[Records contained in a dataset]
━━━━━━━━━━━━━━━━
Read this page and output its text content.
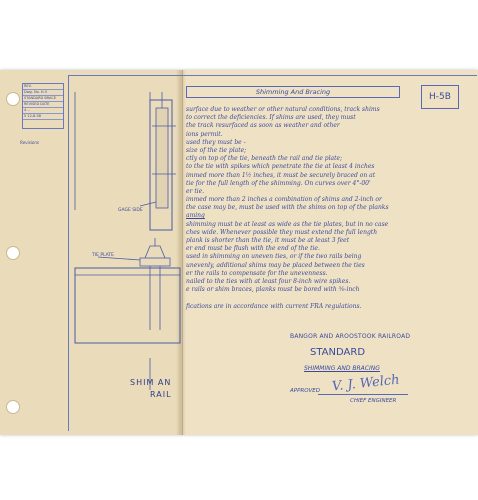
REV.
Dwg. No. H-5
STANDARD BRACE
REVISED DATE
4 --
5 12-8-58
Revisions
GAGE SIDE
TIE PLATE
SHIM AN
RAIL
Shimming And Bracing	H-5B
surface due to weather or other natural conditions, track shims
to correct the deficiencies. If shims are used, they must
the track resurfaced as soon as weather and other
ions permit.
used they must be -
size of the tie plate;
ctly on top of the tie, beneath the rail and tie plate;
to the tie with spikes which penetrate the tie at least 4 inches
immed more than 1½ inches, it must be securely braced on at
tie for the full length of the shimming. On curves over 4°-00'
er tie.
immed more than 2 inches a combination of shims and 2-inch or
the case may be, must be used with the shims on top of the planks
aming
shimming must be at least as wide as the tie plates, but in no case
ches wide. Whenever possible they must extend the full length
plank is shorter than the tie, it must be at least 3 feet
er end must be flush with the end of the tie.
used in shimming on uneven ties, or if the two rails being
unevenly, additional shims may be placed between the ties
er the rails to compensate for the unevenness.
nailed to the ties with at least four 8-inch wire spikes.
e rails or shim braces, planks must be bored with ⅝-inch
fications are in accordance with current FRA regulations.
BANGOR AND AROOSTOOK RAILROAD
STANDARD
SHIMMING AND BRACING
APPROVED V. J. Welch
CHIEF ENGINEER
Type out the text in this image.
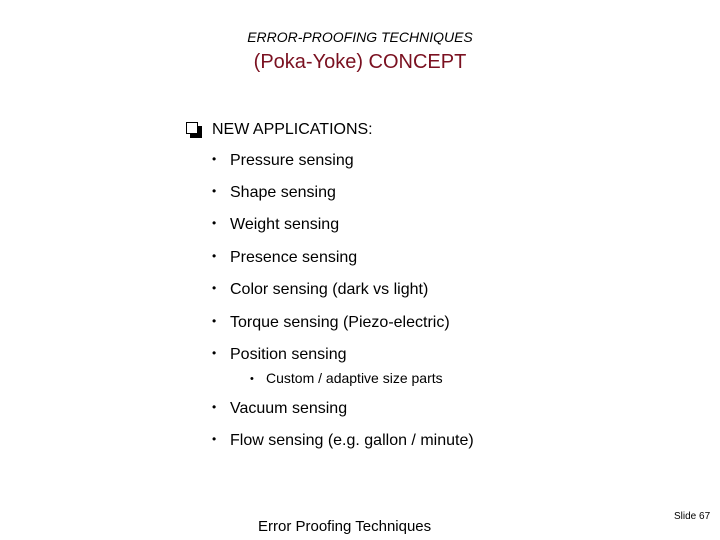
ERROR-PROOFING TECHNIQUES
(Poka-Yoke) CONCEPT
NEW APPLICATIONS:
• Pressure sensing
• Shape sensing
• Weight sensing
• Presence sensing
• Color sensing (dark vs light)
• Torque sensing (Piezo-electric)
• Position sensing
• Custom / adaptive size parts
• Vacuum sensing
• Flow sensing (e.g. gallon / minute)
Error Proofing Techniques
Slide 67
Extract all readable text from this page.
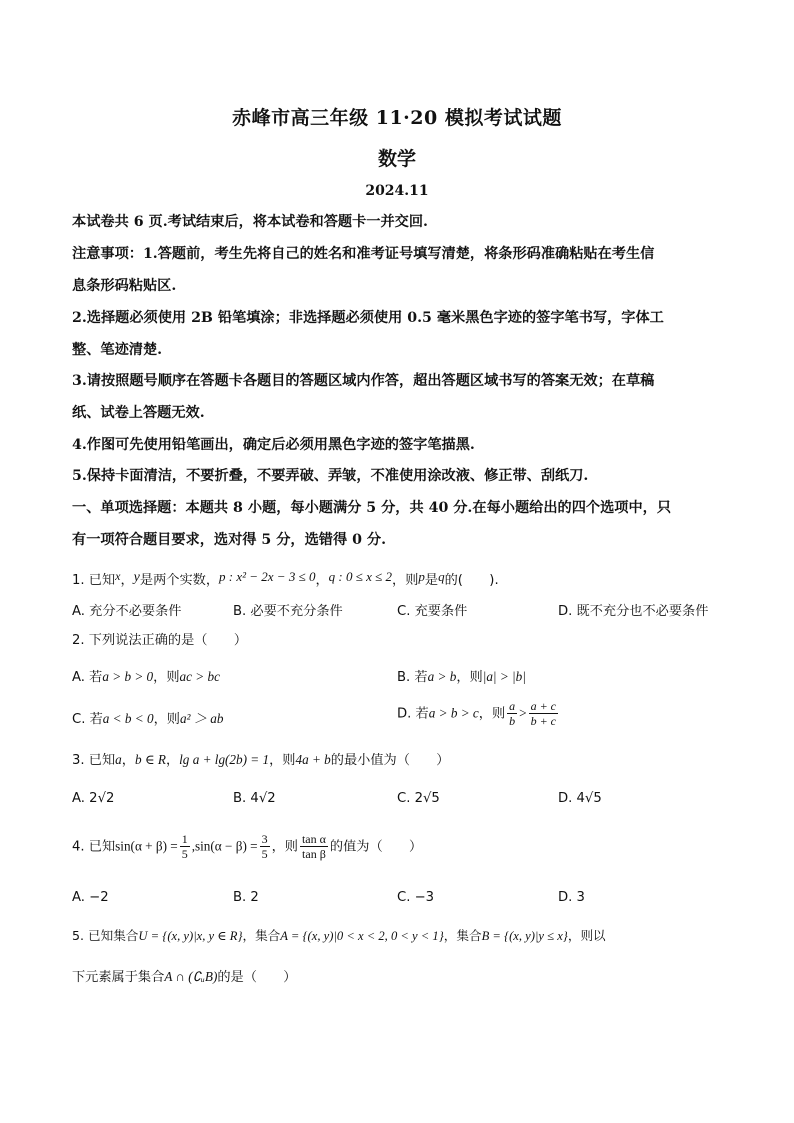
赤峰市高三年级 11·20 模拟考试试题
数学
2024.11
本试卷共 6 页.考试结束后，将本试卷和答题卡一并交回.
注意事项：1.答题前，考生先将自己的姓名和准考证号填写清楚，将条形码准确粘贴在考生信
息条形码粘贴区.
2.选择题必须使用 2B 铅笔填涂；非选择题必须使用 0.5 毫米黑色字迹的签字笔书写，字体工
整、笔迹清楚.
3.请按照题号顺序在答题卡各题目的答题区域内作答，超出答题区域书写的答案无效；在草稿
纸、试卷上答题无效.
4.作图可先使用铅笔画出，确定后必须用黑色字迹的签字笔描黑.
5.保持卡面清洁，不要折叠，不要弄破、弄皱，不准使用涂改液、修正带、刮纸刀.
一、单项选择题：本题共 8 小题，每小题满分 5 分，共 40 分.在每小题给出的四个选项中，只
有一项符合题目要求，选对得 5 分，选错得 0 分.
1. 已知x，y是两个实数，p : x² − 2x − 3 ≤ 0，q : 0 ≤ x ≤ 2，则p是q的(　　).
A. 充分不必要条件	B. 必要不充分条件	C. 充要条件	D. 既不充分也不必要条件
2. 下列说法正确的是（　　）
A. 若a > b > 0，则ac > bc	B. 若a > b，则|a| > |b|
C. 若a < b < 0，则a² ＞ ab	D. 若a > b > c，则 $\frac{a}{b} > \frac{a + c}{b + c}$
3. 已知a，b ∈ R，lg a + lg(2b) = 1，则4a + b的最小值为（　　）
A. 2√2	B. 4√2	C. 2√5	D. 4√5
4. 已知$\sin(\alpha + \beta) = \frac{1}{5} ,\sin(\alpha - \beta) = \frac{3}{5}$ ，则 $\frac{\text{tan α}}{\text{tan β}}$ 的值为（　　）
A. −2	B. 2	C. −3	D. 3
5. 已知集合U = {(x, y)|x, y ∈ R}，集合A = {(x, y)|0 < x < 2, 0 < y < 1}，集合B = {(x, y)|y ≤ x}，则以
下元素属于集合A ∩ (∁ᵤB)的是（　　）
━━━━━━━━━━━━━━━━
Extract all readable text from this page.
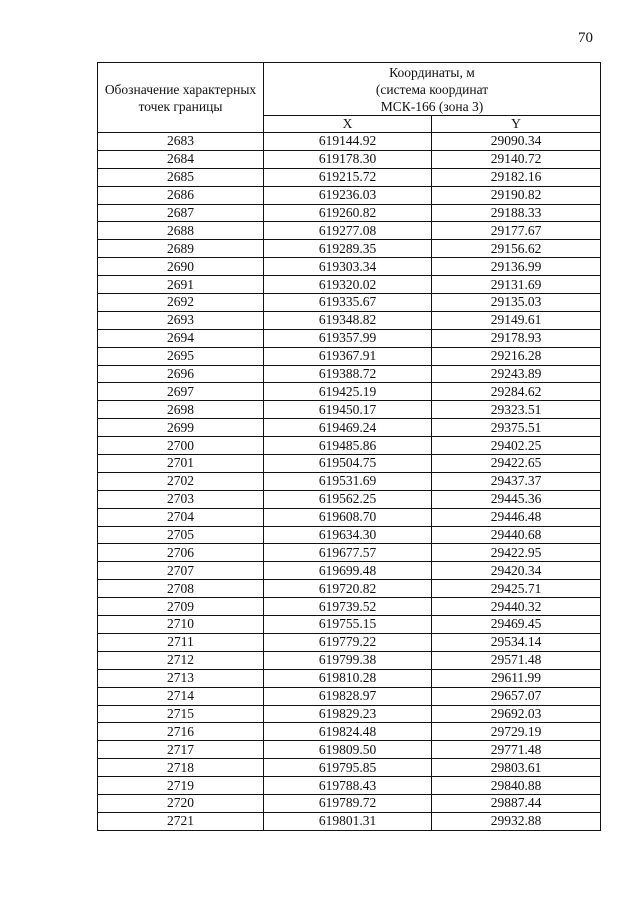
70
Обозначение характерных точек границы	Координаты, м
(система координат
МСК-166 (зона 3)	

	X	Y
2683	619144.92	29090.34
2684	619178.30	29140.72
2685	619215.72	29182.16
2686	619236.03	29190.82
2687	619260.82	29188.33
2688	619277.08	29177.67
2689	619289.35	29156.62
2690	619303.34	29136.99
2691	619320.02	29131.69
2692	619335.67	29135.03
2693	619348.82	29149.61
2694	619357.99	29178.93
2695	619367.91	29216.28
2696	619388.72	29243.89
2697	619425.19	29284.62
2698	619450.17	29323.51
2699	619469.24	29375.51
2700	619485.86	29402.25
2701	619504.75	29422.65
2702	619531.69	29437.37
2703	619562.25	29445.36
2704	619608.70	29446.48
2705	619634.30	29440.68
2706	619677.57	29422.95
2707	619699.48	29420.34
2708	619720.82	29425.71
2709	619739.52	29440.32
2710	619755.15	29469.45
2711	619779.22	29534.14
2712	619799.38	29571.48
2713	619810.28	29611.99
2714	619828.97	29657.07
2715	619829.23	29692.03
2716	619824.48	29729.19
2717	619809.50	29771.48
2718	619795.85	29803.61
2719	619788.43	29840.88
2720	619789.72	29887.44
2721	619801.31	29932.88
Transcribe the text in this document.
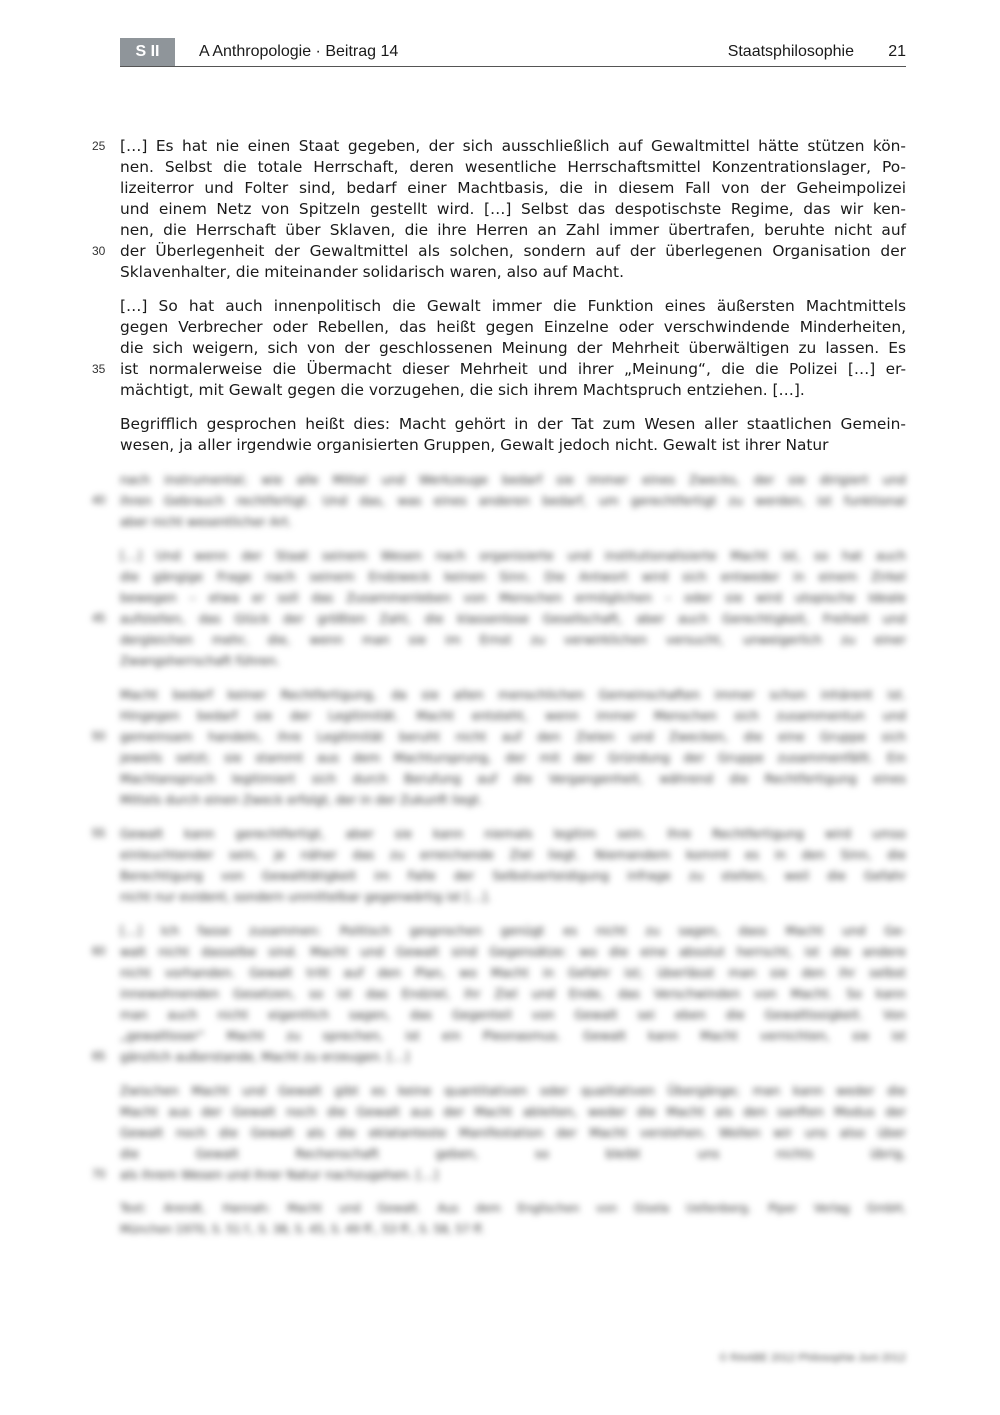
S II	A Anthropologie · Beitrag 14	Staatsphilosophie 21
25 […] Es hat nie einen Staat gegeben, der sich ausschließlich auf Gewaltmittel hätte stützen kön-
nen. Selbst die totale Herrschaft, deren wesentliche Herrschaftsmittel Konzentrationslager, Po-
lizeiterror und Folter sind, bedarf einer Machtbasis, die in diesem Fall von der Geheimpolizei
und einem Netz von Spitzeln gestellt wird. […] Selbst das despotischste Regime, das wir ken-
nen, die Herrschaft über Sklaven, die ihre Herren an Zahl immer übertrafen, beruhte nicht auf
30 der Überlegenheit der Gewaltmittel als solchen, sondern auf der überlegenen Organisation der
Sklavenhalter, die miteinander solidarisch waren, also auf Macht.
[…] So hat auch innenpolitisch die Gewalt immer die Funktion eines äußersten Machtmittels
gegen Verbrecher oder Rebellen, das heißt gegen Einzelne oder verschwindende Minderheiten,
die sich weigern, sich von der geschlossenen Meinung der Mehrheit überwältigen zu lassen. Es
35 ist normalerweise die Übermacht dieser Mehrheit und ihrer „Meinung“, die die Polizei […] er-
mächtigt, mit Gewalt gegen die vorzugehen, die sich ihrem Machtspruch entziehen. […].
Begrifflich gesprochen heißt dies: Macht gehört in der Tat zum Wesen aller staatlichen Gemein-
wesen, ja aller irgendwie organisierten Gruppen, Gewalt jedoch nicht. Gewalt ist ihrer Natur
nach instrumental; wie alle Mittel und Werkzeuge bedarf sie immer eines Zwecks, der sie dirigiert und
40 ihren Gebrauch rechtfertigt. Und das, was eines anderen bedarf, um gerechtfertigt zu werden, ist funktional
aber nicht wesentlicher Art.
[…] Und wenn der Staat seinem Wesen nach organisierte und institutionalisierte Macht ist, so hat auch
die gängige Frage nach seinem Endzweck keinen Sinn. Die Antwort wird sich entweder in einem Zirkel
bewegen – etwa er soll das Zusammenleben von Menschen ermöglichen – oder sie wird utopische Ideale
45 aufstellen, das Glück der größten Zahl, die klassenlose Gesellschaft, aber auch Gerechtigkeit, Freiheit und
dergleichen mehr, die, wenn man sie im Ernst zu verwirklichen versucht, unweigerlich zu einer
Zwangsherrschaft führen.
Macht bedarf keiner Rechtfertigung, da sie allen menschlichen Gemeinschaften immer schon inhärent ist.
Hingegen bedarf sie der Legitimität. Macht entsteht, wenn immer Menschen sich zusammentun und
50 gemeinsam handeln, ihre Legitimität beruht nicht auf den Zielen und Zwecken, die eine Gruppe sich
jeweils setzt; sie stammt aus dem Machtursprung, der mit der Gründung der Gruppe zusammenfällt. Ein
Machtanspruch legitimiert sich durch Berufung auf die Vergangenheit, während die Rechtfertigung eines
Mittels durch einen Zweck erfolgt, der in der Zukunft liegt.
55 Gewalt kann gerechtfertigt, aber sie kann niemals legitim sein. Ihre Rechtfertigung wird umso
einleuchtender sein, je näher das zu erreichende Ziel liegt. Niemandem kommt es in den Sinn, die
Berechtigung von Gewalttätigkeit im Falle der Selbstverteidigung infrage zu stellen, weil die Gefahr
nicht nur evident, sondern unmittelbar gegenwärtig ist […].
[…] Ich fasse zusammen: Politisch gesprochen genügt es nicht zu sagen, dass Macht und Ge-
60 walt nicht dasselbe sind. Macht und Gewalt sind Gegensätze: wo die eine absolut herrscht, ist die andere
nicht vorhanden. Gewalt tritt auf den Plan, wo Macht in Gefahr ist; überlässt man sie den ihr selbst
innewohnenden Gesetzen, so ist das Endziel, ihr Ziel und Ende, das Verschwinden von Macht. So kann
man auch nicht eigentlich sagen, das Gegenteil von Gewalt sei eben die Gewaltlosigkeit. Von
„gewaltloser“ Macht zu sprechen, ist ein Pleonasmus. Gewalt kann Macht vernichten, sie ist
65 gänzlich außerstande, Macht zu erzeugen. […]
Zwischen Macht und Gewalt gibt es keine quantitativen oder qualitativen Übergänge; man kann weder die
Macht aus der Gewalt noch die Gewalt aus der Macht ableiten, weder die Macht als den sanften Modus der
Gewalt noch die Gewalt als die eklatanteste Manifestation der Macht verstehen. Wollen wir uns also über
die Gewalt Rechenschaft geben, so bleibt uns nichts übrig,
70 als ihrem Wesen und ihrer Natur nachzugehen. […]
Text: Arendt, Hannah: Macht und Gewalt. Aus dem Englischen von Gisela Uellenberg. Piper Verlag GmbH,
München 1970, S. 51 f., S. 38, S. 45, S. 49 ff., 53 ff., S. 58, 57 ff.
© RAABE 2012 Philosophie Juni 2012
━━━━━━━━━━━━━━━━
Problem to solve »
Extract every line above that contains the word "other".

Correct answer »
surface due to weather or other natural conditions, track shims
the track resurfaced as soon as weather and other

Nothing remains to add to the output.